━━━ Exercise material ━━━

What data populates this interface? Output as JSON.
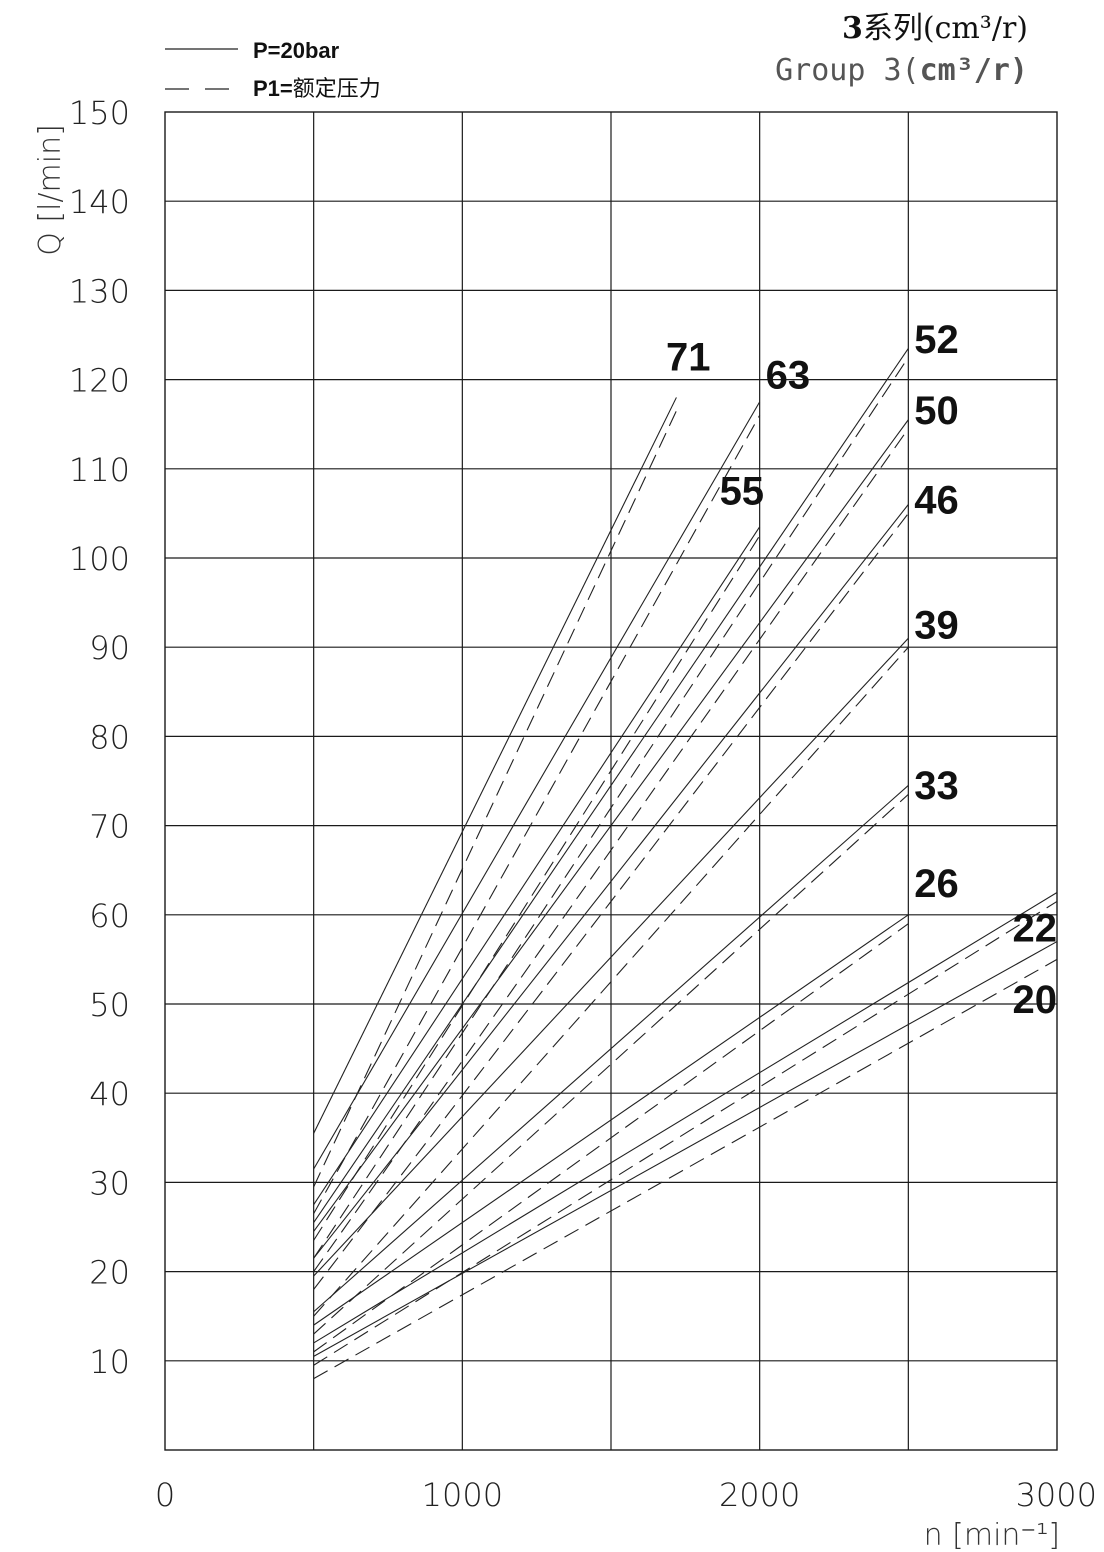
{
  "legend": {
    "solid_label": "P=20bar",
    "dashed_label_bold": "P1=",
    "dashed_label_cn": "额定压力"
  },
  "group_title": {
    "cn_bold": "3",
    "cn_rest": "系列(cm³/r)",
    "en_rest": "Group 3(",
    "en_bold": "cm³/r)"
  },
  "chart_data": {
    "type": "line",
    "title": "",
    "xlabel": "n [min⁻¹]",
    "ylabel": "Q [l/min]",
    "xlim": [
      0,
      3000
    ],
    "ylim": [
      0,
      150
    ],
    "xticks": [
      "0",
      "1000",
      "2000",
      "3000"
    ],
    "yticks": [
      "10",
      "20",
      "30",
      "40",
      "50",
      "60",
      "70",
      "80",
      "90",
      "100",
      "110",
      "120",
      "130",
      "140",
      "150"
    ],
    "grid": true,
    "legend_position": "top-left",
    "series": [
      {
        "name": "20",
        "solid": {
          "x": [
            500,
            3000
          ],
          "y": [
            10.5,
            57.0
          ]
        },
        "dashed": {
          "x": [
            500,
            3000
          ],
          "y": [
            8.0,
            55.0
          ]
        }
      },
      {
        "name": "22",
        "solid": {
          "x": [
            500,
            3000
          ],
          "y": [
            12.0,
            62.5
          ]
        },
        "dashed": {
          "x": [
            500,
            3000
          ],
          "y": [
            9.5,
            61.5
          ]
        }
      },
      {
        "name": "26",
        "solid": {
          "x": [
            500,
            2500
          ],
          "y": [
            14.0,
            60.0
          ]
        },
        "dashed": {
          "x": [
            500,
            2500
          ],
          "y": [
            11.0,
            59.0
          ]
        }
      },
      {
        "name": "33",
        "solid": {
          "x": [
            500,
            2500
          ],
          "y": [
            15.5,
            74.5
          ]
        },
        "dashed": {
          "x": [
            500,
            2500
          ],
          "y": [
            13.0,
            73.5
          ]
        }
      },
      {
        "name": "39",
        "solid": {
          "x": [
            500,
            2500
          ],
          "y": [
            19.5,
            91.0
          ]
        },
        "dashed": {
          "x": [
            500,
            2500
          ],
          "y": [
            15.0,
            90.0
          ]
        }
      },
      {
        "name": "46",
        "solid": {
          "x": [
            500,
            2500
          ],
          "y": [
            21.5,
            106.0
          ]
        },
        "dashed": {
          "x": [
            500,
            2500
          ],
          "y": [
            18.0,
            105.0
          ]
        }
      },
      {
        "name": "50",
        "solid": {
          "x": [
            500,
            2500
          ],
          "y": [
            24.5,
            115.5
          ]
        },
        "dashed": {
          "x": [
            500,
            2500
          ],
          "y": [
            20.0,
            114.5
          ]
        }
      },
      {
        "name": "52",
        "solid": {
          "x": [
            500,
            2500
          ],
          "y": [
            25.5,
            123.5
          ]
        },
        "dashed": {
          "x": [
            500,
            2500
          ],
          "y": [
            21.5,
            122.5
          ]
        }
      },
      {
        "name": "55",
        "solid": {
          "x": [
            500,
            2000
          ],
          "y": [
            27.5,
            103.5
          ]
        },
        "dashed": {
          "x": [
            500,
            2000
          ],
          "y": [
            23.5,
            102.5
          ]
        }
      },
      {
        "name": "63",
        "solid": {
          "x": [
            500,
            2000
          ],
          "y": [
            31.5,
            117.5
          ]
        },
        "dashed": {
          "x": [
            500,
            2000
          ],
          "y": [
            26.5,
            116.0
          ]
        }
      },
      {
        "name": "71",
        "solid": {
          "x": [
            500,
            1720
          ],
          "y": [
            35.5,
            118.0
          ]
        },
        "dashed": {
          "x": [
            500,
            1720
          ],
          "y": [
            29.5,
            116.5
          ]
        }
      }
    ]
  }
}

━━━

◆ What the task asks
Output an exact copy of the material, with the pictures removed.

◆ Completed task
What data populates this interface? Output as JSON.
{
  "legend": {
    "solid_label": "P=20bar",
    "dashed_label_bold": "P1=",
    "dashed_label_cn": "额定压力"
  },
  "group_title": {
    "cn_bold": "3",
    "cn_rest": "系列(cm³/r)",
    "en_rest": "Group 3(",
    "en_bold": "cm³/r)"
  },
  "chart_data": {
    "type": "line",
    "title": "",
    "xlabel": "n [min⁻¹]",
    "ylabel": "Q [l/min]",
    "xlim": [
      0,
      3000
    ],
    "ylim": [
      0,
      150
    ],
    "xticks": [
      "0",
      "1000",
      "2000",
      "3000"
    ],
    "yticks": [
      "10",
      "20",
      "30",
      "40",
      "50",
      "60",
      "70",
      "80",
      "90",
      "100",
      "110",
      "120",
      "130",
      "140",
      "150"
    ],
    "grid": true,
    "legend_position": "top-left",
    "series": [
      {
        "name": "20",
        "solid": {
          "x": [
            500,
            3000
          ],
          "y": [
            10.5,
            57.0
          ]
        },
        "dashed": {
          "x": [
            500,
            3000
          ],
          "y": [
            8.0,
            55.0
          ]
        }
      },
      {
        "name": "22",
        "solid": {
          "x": [
            500,
            3000
          ],
          "y": [
            12.0,
            62.5
          ]
        },
        "dashed": {
          "x": [
            500,
            3000
          ],
          "y": [
            9.5,
            61.5
          ]
        }
      },
      {
        "name": "26",
        "solid": {
          "x": [
            500,
            2500
          ],
          "y": [
            14.0,
            60.0
          ]
        },
        "dashed": {
          "x": [
            500,
            2500
          ],
          "y": [
            11.0,
            59.0
          ]
        }
      },
      {
        "name": "33",
        "solid": {
          "x": [
            500,
            2500
          ],
          "y": [
            15.5,
            74.5
          ]
        },
        "dashed": {
          "x": [
            500,
            2500
          ],
          "y": [
            13.0,
            73.5
          ]
        }
      },
      {
        "name": "39",
        "solid": {
          "x": [
            500,
            2500
          ],
          "y": [
            19.5,
            91.0
          ]
        },
        "dashed": {
          "x": [
            500,
            2500
          ],
          "y": [
            15.0,
            90.0
          ]
        }
      },
      {
        "name": "46",
        "solid": {
          "x": [
            500,
            2500
          ],
          "y": [
            21.5,
            106.0
          ]
        },
        "dashed": {
          "x": [
            500,
            2500
          ],
          "y": [
            18.0,
            105.0
          ]
        }
      },
      {
        "name": "50",
        "solid": {
          "x": [
            500,
            2500
          ],
          "y": [
            24.5,
            115.5
          ]
        },
        "dashed": {
          "x": [
            500,
            2500
          ],
          "y": [
            20.0,
            114.5
          ]
        }
      },
      {
        "name": "52",
        "solid": {
          "x": [
            500,
            2500
          ],
          "y": [
            25.5,
            123.5
          ]
        },
        "dashed": {
          "x": [
            500,
            2500
          ],
          "y": [
            21.5,
            122.5
          ]
        }
      },
      {
        "name": "55",
        "solid": {
          "x": [
            500,
            2000
          ],
          "y": [
            27.5,
            103.5
          ]
        },
        "dashed": {
          "x": [
            500,
            2000
          ],
          "y": [
            23.5,
            102.5
          ]
        }
      },
      {
        "name": "63",
        "solid": {
          "x": [
            500,
            2000
          ],
          "y": [
            31.5,
            117.5
          ]
        },
        "dashed": {
          "x": [
            500,
            2000
          ],
          "y": [
            26.5,
            116.0
          ]
        }
      },
      {
        "name": "71",
        "solid": {
          "x": [
            500,
            1720
          ],
          "y": [
            35.5,
            118.0
          ]
        },
        "dashed": {
          "x": [
            500,
            1720
          ],
          "y": [
            29.5,
            116.5
          ]
        }
      }
    ]
  }
}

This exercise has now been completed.